**Exercise goal**
Work out how many lines of the listing hold the string "more", then answer with that number and nothing else.

Some records

--

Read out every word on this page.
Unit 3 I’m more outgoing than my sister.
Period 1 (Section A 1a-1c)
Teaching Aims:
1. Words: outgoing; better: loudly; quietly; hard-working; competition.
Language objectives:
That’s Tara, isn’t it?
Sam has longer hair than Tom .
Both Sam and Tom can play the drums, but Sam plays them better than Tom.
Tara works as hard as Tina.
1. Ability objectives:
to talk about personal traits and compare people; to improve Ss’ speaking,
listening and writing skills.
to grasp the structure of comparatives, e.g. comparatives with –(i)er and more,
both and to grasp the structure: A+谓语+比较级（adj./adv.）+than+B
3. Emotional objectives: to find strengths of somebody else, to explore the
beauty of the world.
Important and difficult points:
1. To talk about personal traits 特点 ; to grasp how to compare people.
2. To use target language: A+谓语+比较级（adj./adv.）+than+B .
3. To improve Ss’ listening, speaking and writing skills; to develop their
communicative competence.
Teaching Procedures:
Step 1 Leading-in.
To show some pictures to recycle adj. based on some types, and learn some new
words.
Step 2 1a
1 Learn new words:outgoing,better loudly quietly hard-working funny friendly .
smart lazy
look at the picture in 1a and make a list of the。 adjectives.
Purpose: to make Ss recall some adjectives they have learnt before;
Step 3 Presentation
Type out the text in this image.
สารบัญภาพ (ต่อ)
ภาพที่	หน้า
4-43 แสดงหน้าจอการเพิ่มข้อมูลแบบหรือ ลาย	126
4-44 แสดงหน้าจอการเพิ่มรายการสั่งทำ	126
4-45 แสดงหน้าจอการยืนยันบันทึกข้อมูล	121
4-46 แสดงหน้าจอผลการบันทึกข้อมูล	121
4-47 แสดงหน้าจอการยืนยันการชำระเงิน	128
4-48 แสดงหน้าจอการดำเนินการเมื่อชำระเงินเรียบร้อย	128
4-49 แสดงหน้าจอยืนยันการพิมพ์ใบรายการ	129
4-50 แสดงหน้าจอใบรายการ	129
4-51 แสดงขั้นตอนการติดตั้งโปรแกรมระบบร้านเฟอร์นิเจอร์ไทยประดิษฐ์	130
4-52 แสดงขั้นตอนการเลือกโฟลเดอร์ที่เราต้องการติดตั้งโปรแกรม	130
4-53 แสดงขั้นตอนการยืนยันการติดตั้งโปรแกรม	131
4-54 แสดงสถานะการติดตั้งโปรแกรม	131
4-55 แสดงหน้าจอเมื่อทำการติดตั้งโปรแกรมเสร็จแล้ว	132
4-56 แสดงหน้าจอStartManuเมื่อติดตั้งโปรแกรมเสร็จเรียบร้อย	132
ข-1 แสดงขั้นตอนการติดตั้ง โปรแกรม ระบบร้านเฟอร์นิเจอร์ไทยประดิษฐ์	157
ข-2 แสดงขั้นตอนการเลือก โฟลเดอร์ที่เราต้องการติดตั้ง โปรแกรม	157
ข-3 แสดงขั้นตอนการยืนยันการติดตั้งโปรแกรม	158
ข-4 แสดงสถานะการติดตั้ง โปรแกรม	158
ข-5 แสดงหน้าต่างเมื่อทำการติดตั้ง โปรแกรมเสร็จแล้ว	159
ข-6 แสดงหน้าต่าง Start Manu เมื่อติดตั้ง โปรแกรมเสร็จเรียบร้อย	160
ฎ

--

**Result of this task**
2